**Problem**. Each of the entries should be retyped precisely as it appears.

Collection entries

┄┄┄┄┄┄┄┄┄┄

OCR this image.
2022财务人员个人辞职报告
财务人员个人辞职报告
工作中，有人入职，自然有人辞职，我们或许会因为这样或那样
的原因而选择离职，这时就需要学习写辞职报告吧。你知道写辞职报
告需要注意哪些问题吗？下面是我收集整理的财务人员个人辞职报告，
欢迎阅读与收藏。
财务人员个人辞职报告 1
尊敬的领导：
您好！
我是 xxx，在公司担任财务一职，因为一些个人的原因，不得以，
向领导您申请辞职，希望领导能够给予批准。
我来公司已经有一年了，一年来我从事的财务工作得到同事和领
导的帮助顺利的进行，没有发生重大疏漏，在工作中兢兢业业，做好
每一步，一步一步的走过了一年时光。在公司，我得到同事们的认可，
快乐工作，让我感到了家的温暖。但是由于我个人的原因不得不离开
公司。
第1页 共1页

┄┄┄┄┄┄┄┄┄┄

**Solved exercise**.
OCR this image.
2022财务人员个人辞职报告
财务人员个人辞职报告
工作中，有人入职，自然有人辞职，我们或许会因为这样或那样
的原因而选择离职，这时就需要学习写辞职报告吧。你知道写辞职报
告需要注意哪些问题吗？下面是我收集整理的财务人员个人辞职报告，
欢迎阅读与收藏。
财务人员个人辞职报告 1
尊敬的领导：
您好！
我是 xxx，在公司担任财务一职，因为一些个人的原因，不得以，
向领导您申请辞职，希望领导能够给予批准。
我来公司已经有一年了，一年来我从事的财务工作得到同事和领
导的帮助顺利的进行，没有发生重大疏漏，在工作中兢兢业业，做好
每一步，一步一步的走过了一年时光。在公司，我得到同事们的认可，
快乐工作，让我感到了家的温暖。但是由于我个人的原因不得不离开
公司。
第1页 共1页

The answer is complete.